┌─ Dataset excerpts

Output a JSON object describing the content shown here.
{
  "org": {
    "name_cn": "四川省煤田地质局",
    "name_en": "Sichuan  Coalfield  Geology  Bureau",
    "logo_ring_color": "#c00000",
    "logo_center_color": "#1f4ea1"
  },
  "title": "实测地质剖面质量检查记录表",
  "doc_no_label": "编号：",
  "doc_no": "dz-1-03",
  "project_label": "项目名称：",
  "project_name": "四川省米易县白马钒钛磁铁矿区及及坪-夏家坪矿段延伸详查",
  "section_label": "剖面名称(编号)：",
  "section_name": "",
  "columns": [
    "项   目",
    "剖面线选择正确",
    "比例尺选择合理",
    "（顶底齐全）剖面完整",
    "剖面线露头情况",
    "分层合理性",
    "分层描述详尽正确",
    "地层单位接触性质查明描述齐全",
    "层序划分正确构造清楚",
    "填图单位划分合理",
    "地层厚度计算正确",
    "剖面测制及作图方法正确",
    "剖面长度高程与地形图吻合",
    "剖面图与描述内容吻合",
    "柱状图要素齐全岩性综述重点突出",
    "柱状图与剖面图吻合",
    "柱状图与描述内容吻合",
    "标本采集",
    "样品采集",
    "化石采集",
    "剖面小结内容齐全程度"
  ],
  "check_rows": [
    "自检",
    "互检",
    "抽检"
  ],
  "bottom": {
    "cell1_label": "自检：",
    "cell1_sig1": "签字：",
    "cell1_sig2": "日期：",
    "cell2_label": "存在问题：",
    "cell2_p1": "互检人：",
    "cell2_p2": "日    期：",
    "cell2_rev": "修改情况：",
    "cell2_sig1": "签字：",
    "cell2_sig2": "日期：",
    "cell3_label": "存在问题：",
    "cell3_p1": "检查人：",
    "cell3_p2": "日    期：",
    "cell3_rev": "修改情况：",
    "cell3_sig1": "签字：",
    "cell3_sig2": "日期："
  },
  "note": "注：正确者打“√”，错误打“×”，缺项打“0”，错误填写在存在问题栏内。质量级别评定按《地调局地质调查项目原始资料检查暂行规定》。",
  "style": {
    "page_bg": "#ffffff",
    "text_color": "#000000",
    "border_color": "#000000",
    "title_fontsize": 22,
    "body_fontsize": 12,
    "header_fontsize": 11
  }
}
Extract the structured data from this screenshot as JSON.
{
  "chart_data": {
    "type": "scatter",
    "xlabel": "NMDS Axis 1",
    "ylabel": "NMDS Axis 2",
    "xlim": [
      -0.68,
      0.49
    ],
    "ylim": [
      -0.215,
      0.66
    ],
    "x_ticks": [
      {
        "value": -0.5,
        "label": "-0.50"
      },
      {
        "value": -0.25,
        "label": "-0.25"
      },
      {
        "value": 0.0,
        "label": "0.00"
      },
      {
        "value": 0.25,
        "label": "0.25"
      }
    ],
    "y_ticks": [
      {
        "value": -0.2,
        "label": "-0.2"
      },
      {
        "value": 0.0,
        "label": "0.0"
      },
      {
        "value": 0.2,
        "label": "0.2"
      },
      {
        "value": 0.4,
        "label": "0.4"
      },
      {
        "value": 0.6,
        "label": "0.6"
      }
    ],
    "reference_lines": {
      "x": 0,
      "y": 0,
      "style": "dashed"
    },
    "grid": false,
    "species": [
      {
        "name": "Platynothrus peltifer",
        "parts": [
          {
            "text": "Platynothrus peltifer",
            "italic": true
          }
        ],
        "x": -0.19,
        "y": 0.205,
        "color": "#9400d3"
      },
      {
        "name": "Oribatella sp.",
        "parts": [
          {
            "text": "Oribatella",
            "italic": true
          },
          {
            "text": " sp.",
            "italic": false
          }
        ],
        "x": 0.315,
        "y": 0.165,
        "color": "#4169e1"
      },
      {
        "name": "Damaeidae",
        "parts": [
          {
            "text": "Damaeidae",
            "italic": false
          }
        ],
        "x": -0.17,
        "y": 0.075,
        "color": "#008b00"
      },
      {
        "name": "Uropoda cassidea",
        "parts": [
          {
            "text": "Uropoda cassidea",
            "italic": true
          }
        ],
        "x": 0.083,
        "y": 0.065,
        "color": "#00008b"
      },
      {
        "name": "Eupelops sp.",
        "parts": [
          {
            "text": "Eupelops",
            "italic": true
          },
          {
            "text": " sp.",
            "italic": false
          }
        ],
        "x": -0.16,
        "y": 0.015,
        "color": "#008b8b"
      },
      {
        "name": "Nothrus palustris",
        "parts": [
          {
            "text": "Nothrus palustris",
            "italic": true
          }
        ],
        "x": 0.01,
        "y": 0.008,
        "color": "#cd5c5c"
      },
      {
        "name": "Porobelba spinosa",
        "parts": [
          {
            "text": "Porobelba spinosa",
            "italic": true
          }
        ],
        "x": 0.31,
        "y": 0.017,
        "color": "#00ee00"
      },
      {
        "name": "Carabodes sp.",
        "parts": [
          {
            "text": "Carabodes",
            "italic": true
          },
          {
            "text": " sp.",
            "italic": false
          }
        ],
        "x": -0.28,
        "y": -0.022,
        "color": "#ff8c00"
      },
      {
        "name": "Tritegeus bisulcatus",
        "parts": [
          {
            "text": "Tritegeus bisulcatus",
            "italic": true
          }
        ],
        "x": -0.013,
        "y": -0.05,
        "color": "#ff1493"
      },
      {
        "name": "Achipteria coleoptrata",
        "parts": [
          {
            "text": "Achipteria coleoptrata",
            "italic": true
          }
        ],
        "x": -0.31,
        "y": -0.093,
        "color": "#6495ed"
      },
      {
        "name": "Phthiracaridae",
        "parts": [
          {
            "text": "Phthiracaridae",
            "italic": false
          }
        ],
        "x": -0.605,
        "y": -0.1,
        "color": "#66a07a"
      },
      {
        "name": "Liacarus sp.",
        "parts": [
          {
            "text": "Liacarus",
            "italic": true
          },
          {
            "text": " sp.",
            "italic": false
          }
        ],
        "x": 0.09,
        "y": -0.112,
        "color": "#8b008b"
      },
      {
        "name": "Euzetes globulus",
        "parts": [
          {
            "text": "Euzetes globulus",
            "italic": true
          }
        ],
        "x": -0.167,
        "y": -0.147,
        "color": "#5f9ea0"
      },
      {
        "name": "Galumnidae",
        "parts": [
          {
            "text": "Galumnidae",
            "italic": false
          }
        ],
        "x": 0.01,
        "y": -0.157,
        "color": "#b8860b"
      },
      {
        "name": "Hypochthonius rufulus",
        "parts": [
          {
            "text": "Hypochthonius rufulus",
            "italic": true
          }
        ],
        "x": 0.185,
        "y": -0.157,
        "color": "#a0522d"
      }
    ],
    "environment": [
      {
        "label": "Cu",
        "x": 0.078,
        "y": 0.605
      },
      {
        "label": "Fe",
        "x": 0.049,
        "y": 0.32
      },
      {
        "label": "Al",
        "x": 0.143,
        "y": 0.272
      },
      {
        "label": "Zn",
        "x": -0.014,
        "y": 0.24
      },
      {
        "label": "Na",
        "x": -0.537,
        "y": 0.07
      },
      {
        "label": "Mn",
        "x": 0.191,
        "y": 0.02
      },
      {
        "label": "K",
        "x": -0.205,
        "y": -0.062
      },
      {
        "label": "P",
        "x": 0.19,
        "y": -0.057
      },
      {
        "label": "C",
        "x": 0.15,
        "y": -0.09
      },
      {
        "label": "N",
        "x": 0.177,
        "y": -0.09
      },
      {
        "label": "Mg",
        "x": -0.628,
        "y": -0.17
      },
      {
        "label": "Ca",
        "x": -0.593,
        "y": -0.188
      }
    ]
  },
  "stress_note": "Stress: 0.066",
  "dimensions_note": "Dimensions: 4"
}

└─

List each line of the entries that holds the string "globulus".

        "name": "Euzetes globulus",
            "text": "Euzetes globulus",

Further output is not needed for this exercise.